Stated problem → Print all entries word for word.

[Stored records]
----

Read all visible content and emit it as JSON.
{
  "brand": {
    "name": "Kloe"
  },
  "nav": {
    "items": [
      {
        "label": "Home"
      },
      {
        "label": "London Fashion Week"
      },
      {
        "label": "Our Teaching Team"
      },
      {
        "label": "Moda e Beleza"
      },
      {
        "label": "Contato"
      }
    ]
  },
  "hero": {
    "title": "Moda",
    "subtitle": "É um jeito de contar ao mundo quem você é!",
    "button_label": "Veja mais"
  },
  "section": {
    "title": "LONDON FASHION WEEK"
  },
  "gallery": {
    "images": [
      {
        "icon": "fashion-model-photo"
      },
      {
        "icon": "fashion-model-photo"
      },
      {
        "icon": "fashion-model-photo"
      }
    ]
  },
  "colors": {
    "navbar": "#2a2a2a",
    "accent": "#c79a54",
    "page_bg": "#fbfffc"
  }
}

----

Answer for the task →
Read all visible content and emit it as JSON.
{
  "brand": {
    "name": "Kloe"
  },
  "nav": {
    "items": [
      {
        "label": "Home"
      },
      {
        "label": "London Fashion Week"
      },
      {
        "label": "Our Teaching Team"
      },
      {
        "label": "Moda e Beleza"
      },
      {
        "label": "Contato"
      }
    ]
  },
  "hero": {
    "title": "Moda",
    "subtitle": "É um jeito de contar ao mundo quem você é!",
    "button_label": "Veja mais"
  },
  "section": {
    "title": "LONDON FASHION WEEK"
  },
  "gallery": {
    "images": [
      {
        "icon": "fashion-model-photo"
      },
      {
        "icon": "fashion-model-photo"
      },
      {
        "icon": "fashion-model-photo"
      }
    ]
  },
  "colors": {
    "navbar": "#2a2a2a",
    "accent": "#c79a54",
    "page_bg": "#fbfffc"
  }
}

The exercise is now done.